> **Goal**: Collect every line of the records below that contains the word "锌平均价".

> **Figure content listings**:

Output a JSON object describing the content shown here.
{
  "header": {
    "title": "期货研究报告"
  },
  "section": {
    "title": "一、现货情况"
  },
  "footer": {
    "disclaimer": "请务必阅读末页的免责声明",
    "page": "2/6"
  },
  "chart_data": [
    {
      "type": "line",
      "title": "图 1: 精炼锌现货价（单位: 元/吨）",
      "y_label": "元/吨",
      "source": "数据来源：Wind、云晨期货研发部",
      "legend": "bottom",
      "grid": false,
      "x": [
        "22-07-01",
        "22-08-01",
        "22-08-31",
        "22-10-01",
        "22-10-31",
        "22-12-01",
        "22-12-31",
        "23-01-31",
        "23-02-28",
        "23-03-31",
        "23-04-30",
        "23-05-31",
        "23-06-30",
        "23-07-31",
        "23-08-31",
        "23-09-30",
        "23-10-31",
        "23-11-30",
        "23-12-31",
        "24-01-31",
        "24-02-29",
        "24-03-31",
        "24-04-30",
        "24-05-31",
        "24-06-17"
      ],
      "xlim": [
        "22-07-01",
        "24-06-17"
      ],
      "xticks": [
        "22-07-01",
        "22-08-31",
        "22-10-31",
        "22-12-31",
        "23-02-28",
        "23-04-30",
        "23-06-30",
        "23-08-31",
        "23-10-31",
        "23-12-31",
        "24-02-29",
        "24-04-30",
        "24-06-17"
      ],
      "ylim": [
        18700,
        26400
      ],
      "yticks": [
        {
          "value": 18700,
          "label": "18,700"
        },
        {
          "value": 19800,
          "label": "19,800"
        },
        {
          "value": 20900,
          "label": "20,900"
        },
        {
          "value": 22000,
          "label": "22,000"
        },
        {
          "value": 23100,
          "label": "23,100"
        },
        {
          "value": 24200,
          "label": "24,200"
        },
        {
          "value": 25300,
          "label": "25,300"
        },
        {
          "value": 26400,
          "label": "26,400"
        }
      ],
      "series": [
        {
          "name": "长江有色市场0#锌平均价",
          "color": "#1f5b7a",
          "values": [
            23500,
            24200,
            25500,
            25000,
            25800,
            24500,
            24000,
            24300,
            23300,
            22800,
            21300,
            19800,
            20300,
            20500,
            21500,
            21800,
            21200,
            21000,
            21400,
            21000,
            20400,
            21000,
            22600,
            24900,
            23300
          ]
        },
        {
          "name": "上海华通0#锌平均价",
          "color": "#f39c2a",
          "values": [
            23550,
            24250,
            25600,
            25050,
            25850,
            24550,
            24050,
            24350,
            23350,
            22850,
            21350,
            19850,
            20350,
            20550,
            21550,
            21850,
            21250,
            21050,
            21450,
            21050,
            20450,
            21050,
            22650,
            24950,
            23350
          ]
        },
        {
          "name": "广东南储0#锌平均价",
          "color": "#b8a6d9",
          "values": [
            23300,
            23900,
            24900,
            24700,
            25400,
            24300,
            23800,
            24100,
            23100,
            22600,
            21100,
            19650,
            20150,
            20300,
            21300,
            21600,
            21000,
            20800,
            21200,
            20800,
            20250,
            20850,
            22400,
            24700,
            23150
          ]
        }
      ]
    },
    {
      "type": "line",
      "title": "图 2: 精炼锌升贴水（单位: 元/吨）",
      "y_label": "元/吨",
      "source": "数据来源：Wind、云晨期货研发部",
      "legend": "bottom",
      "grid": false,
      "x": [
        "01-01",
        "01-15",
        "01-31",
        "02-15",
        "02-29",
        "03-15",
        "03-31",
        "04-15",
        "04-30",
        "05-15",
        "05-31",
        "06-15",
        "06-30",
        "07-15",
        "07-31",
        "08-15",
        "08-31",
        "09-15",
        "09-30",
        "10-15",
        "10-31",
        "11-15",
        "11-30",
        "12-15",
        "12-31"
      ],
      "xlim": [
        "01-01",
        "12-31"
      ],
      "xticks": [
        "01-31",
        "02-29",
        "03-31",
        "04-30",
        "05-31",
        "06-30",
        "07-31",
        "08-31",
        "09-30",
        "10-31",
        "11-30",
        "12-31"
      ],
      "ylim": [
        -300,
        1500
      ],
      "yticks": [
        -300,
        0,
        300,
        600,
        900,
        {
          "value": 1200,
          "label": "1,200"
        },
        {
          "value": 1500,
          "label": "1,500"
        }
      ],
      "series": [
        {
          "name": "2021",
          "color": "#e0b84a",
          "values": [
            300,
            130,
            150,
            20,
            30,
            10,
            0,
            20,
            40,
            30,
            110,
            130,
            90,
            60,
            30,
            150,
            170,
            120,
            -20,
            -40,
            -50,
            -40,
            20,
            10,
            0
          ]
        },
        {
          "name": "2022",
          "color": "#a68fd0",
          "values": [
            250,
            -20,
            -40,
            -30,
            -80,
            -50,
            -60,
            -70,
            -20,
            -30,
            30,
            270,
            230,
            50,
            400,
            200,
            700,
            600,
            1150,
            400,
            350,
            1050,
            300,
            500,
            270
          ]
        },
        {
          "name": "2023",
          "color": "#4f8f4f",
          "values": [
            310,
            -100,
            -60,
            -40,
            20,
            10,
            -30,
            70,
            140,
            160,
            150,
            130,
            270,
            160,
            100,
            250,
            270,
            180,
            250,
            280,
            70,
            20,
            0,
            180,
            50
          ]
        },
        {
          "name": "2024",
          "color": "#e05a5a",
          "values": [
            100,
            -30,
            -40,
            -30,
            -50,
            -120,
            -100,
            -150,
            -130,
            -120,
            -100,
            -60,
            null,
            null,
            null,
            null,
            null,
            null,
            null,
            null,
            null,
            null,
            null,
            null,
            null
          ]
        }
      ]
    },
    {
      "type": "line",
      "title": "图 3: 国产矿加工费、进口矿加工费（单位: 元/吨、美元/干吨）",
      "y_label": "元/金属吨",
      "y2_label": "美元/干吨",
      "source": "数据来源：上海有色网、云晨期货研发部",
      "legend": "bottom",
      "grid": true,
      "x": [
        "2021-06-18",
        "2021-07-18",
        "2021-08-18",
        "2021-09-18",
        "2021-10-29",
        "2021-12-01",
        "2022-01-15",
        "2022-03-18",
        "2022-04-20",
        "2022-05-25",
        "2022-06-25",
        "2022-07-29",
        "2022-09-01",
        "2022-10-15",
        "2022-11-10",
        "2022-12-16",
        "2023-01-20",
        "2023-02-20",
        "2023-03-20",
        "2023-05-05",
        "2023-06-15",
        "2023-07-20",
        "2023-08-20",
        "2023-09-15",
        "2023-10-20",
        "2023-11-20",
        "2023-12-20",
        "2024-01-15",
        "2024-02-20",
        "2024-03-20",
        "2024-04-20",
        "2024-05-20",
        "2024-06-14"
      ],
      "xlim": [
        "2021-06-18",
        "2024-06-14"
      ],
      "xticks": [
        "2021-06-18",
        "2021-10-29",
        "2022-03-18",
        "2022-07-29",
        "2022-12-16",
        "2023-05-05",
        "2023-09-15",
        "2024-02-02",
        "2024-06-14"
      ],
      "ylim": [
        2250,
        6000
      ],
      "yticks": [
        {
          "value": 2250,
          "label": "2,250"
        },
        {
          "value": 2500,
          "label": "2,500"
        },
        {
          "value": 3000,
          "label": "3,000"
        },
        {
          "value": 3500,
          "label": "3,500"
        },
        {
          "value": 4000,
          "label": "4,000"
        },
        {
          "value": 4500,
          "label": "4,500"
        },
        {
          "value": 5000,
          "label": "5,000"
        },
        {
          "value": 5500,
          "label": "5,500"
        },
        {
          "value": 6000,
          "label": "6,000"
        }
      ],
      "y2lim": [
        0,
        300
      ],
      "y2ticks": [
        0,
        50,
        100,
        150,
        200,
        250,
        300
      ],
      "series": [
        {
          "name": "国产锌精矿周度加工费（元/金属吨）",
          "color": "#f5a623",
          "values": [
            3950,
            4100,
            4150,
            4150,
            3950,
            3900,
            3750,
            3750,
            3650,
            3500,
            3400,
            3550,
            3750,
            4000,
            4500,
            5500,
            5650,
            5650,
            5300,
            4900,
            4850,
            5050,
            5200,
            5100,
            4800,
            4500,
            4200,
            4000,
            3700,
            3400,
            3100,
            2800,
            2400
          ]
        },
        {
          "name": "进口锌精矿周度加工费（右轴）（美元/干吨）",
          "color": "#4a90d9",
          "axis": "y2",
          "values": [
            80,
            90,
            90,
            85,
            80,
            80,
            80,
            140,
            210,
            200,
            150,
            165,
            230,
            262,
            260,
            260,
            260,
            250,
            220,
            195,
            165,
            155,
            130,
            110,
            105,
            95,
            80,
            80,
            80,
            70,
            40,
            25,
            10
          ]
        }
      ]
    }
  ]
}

> **Output**:
          "name": "长江有色市场0#锌平均价",
          "name": "上海华通0#锌平均价",
          "name": "广东南储0#锌平均价",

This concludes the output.